Exercise directions
Of the lines in the listing, how many include the string "район"? Write the number and nothing else.

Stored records
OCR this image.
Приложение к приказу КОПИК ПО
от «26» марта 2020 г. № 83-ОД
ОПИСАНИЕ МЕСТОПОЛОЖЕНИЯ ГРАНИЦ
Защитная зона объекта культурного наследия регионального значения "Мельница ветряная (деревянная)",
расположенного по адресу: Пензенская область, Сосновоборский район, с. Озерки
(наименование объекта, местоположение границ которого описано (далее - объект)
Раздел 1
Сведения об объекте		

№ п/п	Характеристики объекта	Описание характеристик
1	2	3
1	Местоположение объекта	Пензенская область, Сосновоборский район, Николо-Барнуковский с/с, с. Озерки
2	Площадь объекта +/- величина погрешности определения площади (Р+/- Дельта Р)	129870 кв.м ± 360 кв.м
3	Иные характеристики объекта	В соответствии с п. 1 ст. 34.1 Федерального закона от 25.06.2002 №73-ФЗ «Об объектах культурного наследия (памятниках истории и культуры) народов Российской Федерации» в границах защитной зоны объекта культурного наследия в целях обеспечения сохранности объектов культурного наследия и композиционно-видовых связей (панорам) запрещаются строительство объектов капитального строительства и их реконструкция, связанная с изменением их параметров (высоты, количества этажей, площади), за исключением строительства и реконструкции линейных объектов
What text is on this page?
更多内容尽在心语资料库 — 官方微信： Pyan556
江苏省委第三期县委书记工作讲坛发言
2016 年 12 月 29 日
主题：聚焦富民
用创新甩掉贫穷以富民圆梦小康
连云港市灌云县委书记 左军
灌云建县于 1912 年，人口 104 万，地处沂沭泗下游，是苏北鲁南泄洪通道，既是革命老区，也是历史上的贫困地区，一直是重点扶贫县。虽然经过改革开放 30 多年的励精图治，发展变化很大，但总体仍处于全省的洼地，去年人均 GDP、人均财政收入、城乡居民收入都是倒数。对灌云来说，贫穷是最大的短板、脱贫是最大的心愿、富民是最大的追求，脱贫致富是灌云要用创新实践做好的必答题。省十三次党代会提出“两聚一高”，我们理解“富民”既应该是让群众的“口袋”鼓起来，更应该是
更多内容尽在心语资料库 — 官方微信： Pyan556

Solved exercise
2